• **GIVEN ENTRIES**
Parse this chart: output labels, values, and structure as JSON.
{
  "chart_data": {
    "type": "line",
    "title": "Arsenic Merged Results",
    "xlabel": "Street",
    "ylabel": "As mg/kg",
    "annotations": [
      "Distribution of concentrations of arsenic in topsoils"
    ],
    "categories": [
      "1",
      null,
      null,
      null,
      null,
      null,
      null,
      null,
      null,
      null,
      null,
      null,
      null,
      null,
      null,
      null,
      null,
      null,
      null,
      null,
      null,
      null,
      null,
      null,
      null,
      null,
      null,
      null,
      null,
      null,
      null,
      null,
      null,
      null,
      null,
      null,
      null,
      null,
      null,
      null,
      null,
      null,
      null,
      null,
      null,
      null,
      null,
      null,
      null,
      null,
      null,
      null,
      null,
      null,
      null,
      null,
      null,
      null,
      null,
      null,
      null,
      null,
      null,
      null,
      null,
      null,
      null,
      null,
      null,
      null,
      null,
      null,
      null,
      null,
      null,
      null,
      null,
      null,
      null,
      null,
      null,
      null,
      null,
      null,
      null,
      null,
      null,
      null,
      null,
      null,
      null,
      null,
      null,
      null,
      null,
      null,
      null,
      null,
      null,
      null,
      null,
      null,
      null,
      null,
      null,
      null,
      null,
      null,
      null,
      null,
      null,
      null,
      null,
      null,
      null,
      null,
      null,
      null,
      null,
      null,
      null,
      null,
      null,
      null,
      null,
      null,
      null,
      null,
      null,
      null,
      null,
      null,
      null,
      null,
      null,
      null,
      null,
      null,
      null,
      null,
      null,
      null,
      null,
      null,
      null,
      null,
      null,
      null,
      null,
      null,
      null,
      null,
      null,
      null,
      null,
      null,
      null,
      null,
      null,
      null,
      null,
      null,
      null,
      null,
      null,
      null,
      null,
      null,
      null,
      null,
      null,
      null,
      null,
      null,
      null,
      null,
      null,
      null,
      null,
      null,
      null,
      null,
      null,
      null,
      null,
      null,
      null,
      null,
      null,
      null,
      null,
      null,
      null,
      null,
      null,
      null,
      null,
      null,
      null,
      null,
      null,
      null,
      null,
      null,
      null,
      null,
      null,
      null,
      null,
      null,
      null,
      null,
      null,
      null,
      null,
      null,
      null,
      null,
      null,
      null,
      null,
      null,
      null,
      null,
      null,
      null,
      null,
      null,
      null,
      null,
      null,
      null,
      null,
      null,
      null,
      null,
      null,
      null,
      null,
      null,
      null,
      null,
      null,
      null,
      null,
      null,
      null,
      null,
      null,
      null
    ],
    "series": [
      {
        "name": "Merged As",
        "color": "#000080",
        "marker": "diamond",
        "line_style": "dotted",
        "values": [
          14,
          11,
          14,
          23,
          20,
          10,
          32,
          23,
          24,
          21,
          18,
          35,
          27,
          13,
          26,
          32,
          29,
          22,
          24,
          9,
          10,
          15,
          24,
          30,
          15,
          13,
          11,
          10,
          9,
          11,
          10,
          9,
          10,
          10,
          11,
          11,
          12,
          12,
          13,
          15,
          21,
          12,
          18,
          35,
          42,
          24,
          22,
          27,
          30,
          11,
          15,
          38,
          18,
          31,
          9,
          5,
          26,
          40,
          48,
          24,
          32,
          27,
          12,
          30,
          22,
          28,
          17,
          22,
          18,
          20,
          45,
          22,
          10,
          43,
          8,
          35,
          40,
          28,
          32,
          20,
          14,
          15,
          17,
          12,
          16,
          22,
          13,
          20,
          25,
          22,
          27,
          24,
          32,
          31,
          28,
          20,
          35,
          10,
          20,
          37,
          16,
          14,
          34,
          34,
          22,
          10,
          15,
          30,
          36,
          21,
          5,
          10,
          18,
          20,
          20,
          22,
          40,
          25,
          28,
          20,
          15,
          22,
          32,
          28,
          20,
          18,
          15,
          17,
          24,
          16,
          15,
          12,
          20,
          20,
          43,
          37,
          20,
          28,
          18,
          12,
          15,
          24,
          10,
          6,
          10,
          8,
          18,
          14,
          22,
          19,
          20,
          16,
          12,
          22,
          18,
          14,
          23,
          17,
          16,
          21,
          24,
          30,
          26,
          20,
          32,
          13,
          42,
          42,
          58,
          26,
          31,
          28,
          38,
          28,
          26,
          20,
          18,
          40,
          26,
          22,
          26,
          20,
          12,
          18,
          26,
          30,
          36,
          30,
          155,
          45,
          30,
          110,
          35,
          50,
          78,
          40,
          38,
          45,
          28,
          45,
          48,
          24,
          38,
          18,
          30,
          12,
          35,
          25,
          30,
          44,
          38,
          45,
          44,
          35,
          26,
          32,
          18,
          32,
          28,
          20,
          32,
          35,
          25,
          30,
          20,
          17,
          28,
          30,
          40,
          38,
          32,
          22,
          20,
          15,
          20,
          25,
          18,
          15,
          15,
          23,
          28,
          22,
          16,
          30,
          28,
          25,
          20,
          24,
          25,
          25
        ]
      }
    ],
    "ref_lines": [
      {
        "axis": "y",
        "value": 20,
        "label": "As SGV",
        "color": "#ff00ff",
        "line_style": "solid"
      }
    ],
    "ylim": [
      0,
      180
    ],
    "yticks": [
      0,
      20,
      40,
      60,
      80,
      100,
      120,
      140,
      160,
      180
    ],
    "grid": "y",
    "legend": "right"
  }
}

• **WHAT YOU WILL DO**
Out of the preceding entries, pull every line containing the string "values".

• **CORRECT OUTPUT**
Parse this chart: output labels, values, and structure as JSON.
        "values": [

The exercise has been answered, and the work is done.